▶ [WHAT TO WORK ON]: Extract every entry word for word. Skip the pictures.

Items from a dataset:

····················

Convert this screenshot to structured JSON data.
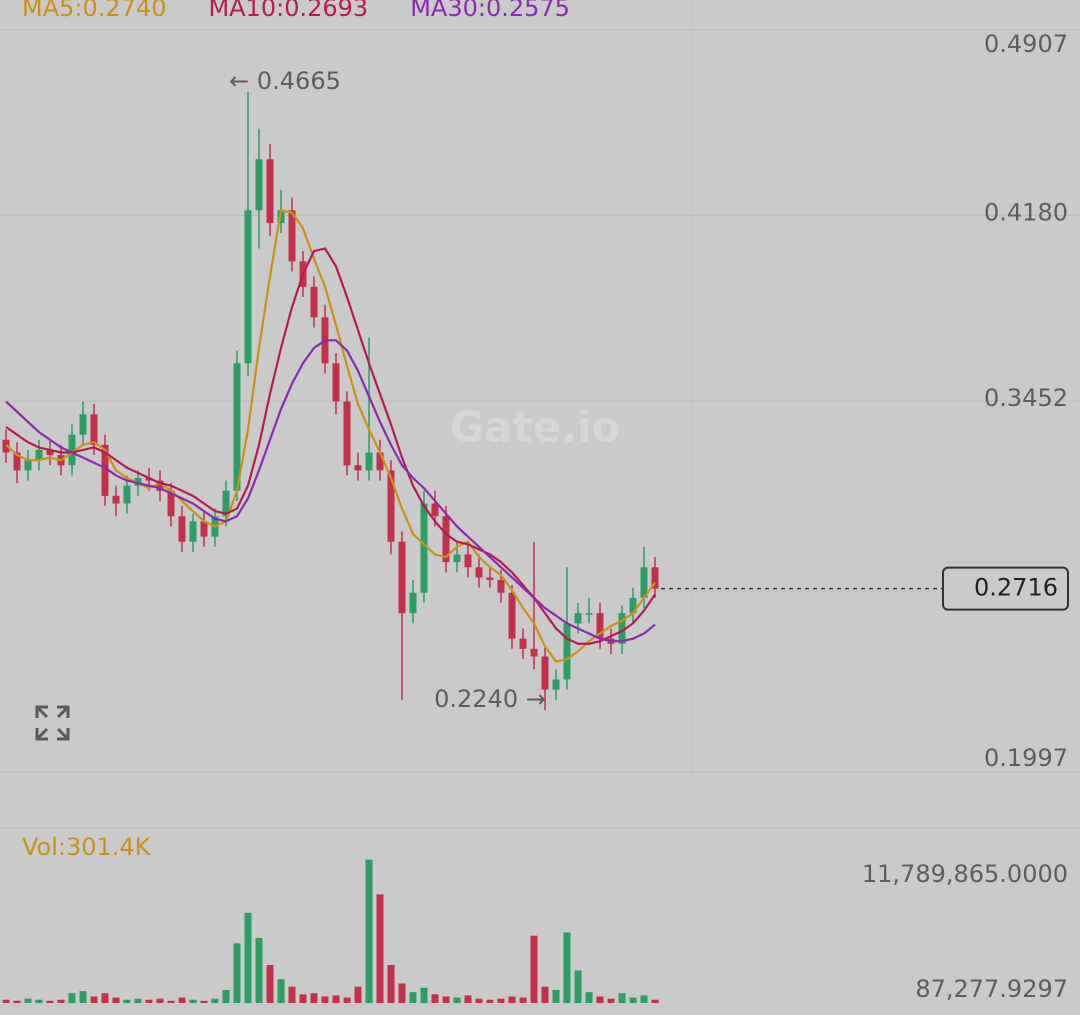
{
  "chart_data": {
    "type": "candlestick",
    "ma_labels": [
      {
        "text": "MA5:0.2740",
        "color": "#c99416"
      },
      {
        "text": "MA10:0.2693",
        "color": "#b51c4f"
      },
      {
        "text": "MA30:0.2575",
        "color": "#8a2bb0"
      }
    ],
    "watermark": "Gate.io",
    "ylim": [
      0.1997,
      0.4907
    ],
    "yticks": [
      0.4907,
      {
        "value": 0.418,
        "label": "0.4180"
      },
      0.3452,
      0.1997
    ],
    "grid": true,
    "up_color": "#2e9e64",
    "down_color": "#c23149",
    "candles": {
      "open": [
        0.33,
        0.325,
        0.318,
        0.322,
        0.326,
        0.324,
        0.32,
        0.332,
        0.34,
        0.328,
        0.308,
        0.305,
        0.312,
        0.315,
        0.314,
        0.31,
        0.3,
        0.29,
        0.298,
        0.292,
        0.3,
        0.31,
        0.36,
        0.42,
        0.44,
        0.415,
        0.42,
        0.4,
        0.39,
        0.378,
        0.36,
        0.345,
        0.32,
        0.318,
        0.325,
        0.318,
        0.29,
        0.262,
        0.27,
        0.305,
        0.3,
        0.282,
        0.285,
        0.28,
        0.276,
        0.275,
        0.27,
        0.252,
        0.248,
        0.245,
        0.232,
        0.236,
        0.258,
        0.262,
        0.262,
        0.252,
        0.25,
        0.262,
        0.268,
        0.28
      ],
      "high": [
        0.334,
        0.329,
        0.326,
        0.33,
        0.33,
        0.328,
        0.336,
        0.345,
        0.344,
        0.332,
        0.312,
        0.316,
        0.318,
        0.319,
        0.318,
        0.313,
        0.304,
        0.301,
        0.302,
        0.303,
        0.314,
        0.365,
        0.4665,
        0.452,
        0.446,
        0.428,
        0.425,
        0.404,
        0.394,
        0.383,
        0.364,
        0.349,
        0.325,
        0.37,
        0.33,
        0.322,
        0.294,
        0.275,
        0.31,
        0.31,
        0.304,
        0.29,
        0.289,
        0.285,
        0.28,
        0.279,
        0.273,
        0.256,
        0.29,
        0.249,
        0.24,
        0.28,
        0.266,
        0.268,
        0.266,
        0.256,
        0.265,
        0.272,
        0.288,
        0.284
      ],
      "low": [
        0.321,
        0.313,
        0.314,
        0.318,
        0.32,
        0.316,
        0.316,
        0.328,
        0.324,
        0.304,
        0.3,
        0.301,
        0.308,
        0.31,
        0.306,
        0.296,
        0.286,
        0.286,
        0.288,
        0.288,
        0.296,
        0.306,
        0.355,
        0.405,
        0.41,
        0.411,
        0.396,
        0.386,
        0.374,
        0.356,
        0.34,
        0.316,
        0.314,
        0.314,
        0.314,
        0.285,
        0.228,
        0.258,
        0.266,
        0.296,
        0.278,
        0.278,
        0.276,
        0.272,
        0.272,
        0.266,
        0.248,
        0.244,
        0.24,
        0.224,
        0.228,
        0.232,
        0.254,
        0.258,
        0.248,
        0.246,
        0.246,
        0.258,
        0.264,
        0.268
      ],
      "close": [
        0.325,
        0.318,
        0.322,
        0.326,
        0.324,
        0.32,
        0.332,
        0.34,
        0.328,
        0.308,
        0.305,
        0.312,
        0.315,
        0.314,
        0.31,
        0.3,
        0.29,
        0.298,
        0.292,
        0.3,
        0.31,
        0.36,
        0.42,
        0.44,
        0.415,
        0.42,
        0.4,
        0.39,
        0.378,
        0.36,
        0.345,
        0.32,
        0.318,
        0.325,
        0.318,
        0.29,
        0.262,
        0.27,
        0.305,
        0.3,
        0.282,
        0.285,
        0.28,
        0.276,
        0.275,
        0.27,
        0.252,
        0.248,
        0.245,
        0.232,
        0.236,
        0.258,
        0.262,
        0.262,
        0.252,
        0.25,
        0.262,
        0.268,
        0.28,
        0.2716
      ]
    },
    "series": [
      {
        "name": "MA5",
        "color": "#c99416",
        "values": [
          0.328,
          0.324,
          0.322,
          0.322,
          0.323,
          0.322,
          0.325,
          0.328,
          0.329,
          0.326,
          0.318,
          0.315,
          0.313,
          0.311,
          0.313,
          0.31,
          0.306,
          0.302,
          0.298,
          0.296,
          0.298,
          0.31,
          0.334,
          0.366,
          0.394,
          0.42,
          0.419,
          0.413,
          0.401,
          0.39,
          0.375,
          0.359,
          0.344,
          0.334,
          0.325,
          0.315,
          0.303,
          0.293,
          0.289,
          0.285,
          0.284,
          0.288,
          0.29,
          0.284,
          0.28,
          0.277,
          0.271,
          0.264,
          0.258,
          0.249,
          0.243,
          0.244,
          0.247,
          0.251,
          0.254,
          0.257,
          0.259,
          0.262,
          0.268,
          0.274
        ]
      },
      {
        "name": "MA10",
        "color": "#b51c4f",
        "values": [
          0.335,
          0.332,
          0.329,
          0.327,
          0.326,
          0.325,
          0.325,
          0.326,
          0.327,
          0.325,
          0.322,
          0.319,
          0.317,
          0.315,
          0.313,
          0.312,
          0.31,
          0.308,
          0.305,
          0.302,
          0.301,
          0.303,
          0.312,
          0.328,
          0.348,
          0.366,
          0.382,
          0.395,
          0.404,
          0.405,
          0.398,
          0.386,
          0.373,
          0.36,
          0.348,
          0.336,
          0.323,
          0.312,
          0.304,
          0.298,
          0.293,
          0.29,
          0.289,
          0.287,
          0.285,
          0.282,
          0.278,
          0.273,
          0.268,
          0.262,
          0.256,
          0.252,
          0.25,
          0.25,
          0.251,
          0.253,
          0.255,
          0.258,
          0.263,
          0.2693
        ]
      },
      {
        "name": "MA30",
        "color": "#8a2bb0",
        "values": [
          0.345,
          0.341,
          0.337,
          0.333,
          0.33,
          0.327,
          0.325,
          0.323,
          0.321,
          0.319,
          0.316,
          0.314,
          0.313,
          0.312,
          0.311,
          0.309,
          0.307,
          0.305,
          0.302,
          0.299,
          0.298,
          0.3,
          0.307,
          0.318,
          0.33,
          0.342,
          0.352,
          0.36,
          0.366,
          0.369,
          0.369,
          0.365,
          0.357,
          0.347,
          0.337,
          0.328,
          0.32,
          0.315,
          0.311,
          0.306,
          0.301,
          0.296,
          0.292,
          0.288,
          0.284,
          0.28,
          0.276,
          0.272,
          0.268,
          0.264,
          0.261,
          0.258,
          0.256,
          0.254,
          0.252,
          0.251,
          0.251,
          0.252,
          0.254,
          0.2575
        ]
      }
    ],
    "last_price": 0.2716,
    "annotations": [
      "← 0.4665",
      "0.2240 →"
    ],
    "volume_label": "Vol:301.4K",
    "volume": [
      300000,
      200000,
      400000,
      300000,
      200000,
      300000,
      900000,
      1100000,
      600000,
      900000,
      500000,
      300000,
      400000,
      300000,
      400000,
      200000,
      500000,
      300000,
      200000,
      400000,
      1200000,
      5500000,
      8300000,
      6000000,
      3500000,
      2200000,
      1500000,
      800000,
      900000,
      600000,
      700000,
      500000,
      1500000,
      13200000,
      10000000,
      3500000,
      1800000,
      1000000,
      1400000,
      800000,
      600000,
      500000,
      700000,
      400000,
      300000,
      400000,
      600000,
      500000,
      6200000,
      1500000,
      1200000,
      6500000,
      3000000,
      1000000,
      600000,
      400000,
      900000,
      500000,
      700000,
      301400
    ],
    "vol_ylim": [
      0,
      11789865
    ],
    "vol_yticks": [
      {
        "value": 11789865,
        "label": "11,789,865.0000"
      },
      {
        "value": 87277.9297,
        "label": "87,277.9297"
      }
    ]
  }
}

····················

▶ [OUTPUT FOR THIS EXERCISE]:
Convert this screenshot to structured JSON data.
{
  "chart_data": {
    "type": "candlestick",
    "ma_labels": [
      {
        "text": "MA5:0.2740",
        "color": "#c99416"
      },
      {
        "text": "MA10:0.2693",
        "color": "#b51c4f"
      },
      {
        "text": "MA30:0.2575",
        "color": "#8a2bb0"
      }
    ],
    "watermark": "Gate.io",
    "ylim": [
      0.1997,
      0.4907
    ],
    "yticks": [
      0.4907,
      {
        "value": 0.418,
        "label": "0.4180"
      },
      0.3452,
      0.1997
    ],
    "grid": true,
    "up_color": "#2e9e64",
    "down_color": "#c23149",
    "candles": {
      "open": [
        0.33,
        0.325,
        0.318,
        0.322,
        0.326,
        0.324,
        0.32,
        0.332,
        0.34,
        0.328,
        0.308,
        0.305,
        0.312,
        0.315,
        0.314,
        0.31,
        0.3,
        0.29,
        0.298,
        0.292,
        0.3,
        0.31,
        0.36,
        0.42,
        0.44,
        0.415,
        0.42,
        0.4,
        0.39,
        0.378,
        0.36,
        0.345,
        0.32,
        0.318,
        0.325,
        0.318,
        0.29,
        0.262,
        0.27,
        0.305,
        0.3,
        0.282,
        0.285,
        0.28,
        0.276,
        0.275,
        0.27,
        0.252,
        0.248,
        0.245,
        0.232,
        0.236,
        0.258,
        0.262,
        0.262,
        0.252,
        0.25,
        0.262,
        0.268,
        0.28
      ],
      "high": [
        0.334,
        0.329,
        0.326,
        0.33,
        0.33,
        0.328,
        0.336,
        0.345,
        0.344,
        0.332,
        0.312,
        0.316,
        0.318,
        0.319,
        0.318,
        0.313,
        0.304,
        0.301,
        0.302,
        0.303,
        0.314,
        0.365,
        0.4665,
        0.452,
        0.446,
        0.428,
        0.425,
        0.404,
        0.394,
        0.383,
        0.364,
        0.349,
        0.325,
        0.37,
        0.33,
        0.322,
        0.294,
        0.275,
        0.31,
        0.31,
        0.304,
        0.29,
        0.289,
        0.285,
        0.28,
        0.279,
        0.273,
        0.256,
        0.29,
        0.249,
        0.24,
        0.28,
        0.266,
        0.268,
        0.266,
        0.256,
        0.265,
        0.272,
        0.288,
        0.284
      ],
      "low": [
        0.321,
        0.313,
        0.314,
        0.318,
        0.32,
        0.316,
        0.316,
        0.328,
        0.324,
        0.304,
        0.3,
        0.301,
        0.308,
        0.31,
        0.306,
        0.296,
        0.286,
        0.286,
        0.288,
        0.288,
        0.296,
        0.306,
        0.355,
        0.405,
        0.41,
        0.411,
        0.396,
        0.386,
        0.374,
        0.356,
        0.34,
        0.316,
        0.314,
        0.314,
        0.314,
        0.285,
        0.228,
        0.258,
        0.266,
        0.296,
        0.278,
        0.278,
        0.276,
        0.272,
        0.272,
        0.266,
        0.248,
        0.244,
        0.24,
        0.224,
        0.228,
        0.232,
        0.254,
        0.258,
        0.248,
        0.246,
        0.246,
        0.258,
        0.264,
        0.268
      ],
      "close": [
        0.325,
        0.318,
        0.322,
        0.326,
        0.324,
        0.32,
        0.332,
        0.34,
        0.328,
        0.308,
        0.305,
        0.312,
        0.315,
        0.314,
        0.31,
        0.3,
        0.29,
        0.298,
        0.292,
        0.3,
        0.31,
        0.36,
        0.42,
        0.44,
        0.415,
        0.42,
        0.4,
        0.39,
        0.378,
        0.36,
        0.345,
        0.32,
        0.318,
        0.325,
        0.318,
        0.29,
        0.262,
        0.27,
        0.305,
        0.3,
        0.282,
        0.285,
        0.28,
        0.276,
        0.275,
        0.27,
        0.252,
        0.248,
        0.245,
        0.232,
        0.236,
        0.258,
        0.262,
        0.262,
        0.252,
        0.25,
        0.262,
        0.268,
        0.28,
        0.2716
      ]
    },
    "series": [
      {
        "name": "MA5",
        "color": "#c99416",
        "values": [
          0.328,
          0.324,
          0.322,
          0.322,
          0.323,
          0.322,
          0.325,
          0.328,
          0.329,
          0.326,
          0.318,
          0.315,
          0.313,
          0.311,
          0.313,
          0.31,
          0.306,
          0.302,
          0.298,
          0.296,
          0.298,
          0.31,
          0.334,
          0.366,
          0.394,
          0.42,
          0.419,
          0.413,
          0.401,
          0.39,
          0.375,
          0.359,
          0.344,
          0.334,
          0.325,
          0.315,
          0.303,
          0.293,
          0.289,
          0.285,
          0.284,
          0.288,
          0.29,
          0.284,
          0.28,
          0.277,
          0.271,
          0.264,
          0.258,
          0.249,
          0.243,
          0.244,
          0.247,
          0.251,
          0.254,
          0.257,
          0.259,
          0.262,
          0.268,
          0.274
        ]
      },
      {
        "name": "MA10",
        "color": "#b51c4f",
        "values": [
          0.335,
          0.332,
          0.329,
          0.327,
          0.326,
          0.325,
          0.325,
          0.326,
          0.327,
          0.325,
          0.322,
          0.319,
          0.317,
          0.315,
          0.313,
          0.312,
          0.31,
          0.308,
          0.305,
          0.302,
          0.301,
          0.303,
          0.312,
          0.328,
          0.348,
          0.366,
          0.382,
          0.395,
          0.404,
          0.405,
          0.398,
          0.386,
          0.373,
          0.36,
          0.348,
          0.336,
          0.323,
          0.312,
          0.304,
          0.298,
          0.293,
          0.29,
          0.289,
          0.287,
          0.285,
          0.282,
          0.278,
          0.273,
          0.268,
          0.262,
          0.256,
          0.252,
          0.25,
          0.25,
          0.251,
          0.253,
          0.255,
          0.258,
          0.263,
          0.2693
        ]
      },
      {
        "name": "MA30",
        "color": "#8a2bb0",
        "values": [
          0.345,
          0.341,
          0.337,
          0.333,
          0.33,
          0.327,
          0.325,
          0.323,
          0.321,
          0.319,
          0.316,
          0.314,
          0.313,
          0.312,
          0.311,
          0.309,
          0.307,
          0.305,
          0.302,
          0.299,
          0.298,
          0.3,
          0.307,
          0.318,
          0.33,
          0.342,
          0.352,
          0.36,
          0.366,
          0.369,
          0.369,
          0.365,
          0.357,
          0.347,
          0.337,
          0.328,
          0.32,
          0.315,
          0.311,
          0.306,
          0.301,
          0.296,
          0.292,
          0.288,
          0.284,
          0.28,
          0.276,
          0.272,
          0.268,
          0.264,
          0.261,
          0.258,
          0.256,
          0.254,
          0.252,
          0.251,
          0.251,
          0.252,
          0.254,
          0.2575
        ]
      }
    ],
    "last_price": 0.2716,
    "annotations": [
      "← 0.4665",
      "0.2240 →"
    ],
    "volume_label": "Vol:301.4K",
    "volume": [
      300000,
      200000,
      400000,
      300000,
      200000,
      300000,
      900000,
      1100000,
      600000,
      900000,
      500000,
      300000,
      400000,
      300000,
      400000,
      200000,
      500000,
      300000,
      200000,
      400000,
      1200000,
      5500000,
      8300000,
      6000000,
      3500000,
      2200000,
      1500000,
      800000,
      900000,
      600000,
      700000,
      500000,
      1500000,
      13200000,
      10000000,
      3500000,
      1800000,
      1000000,
      1400000,
      800000,
      600000,
      500000,
      700000,
      400000,
      300000,
      400000,
      600000,
      500000,
      6200000,
      1500000,
      1200000,
      6500000,
      3000000,
      1000000,
      600000,
      400000,
      900000,
      500000,
      700000,
      301400
    ],
    "vol_ylim": [
      0,
      11789865
    ],
    "vol_yticks": [
      {
        "value": 11789865,
        "label": "11,789,865.0000"
      },
      {
        "value": 87277.9297,
        "label": "87,277.9297"
      }
    ]
  }
}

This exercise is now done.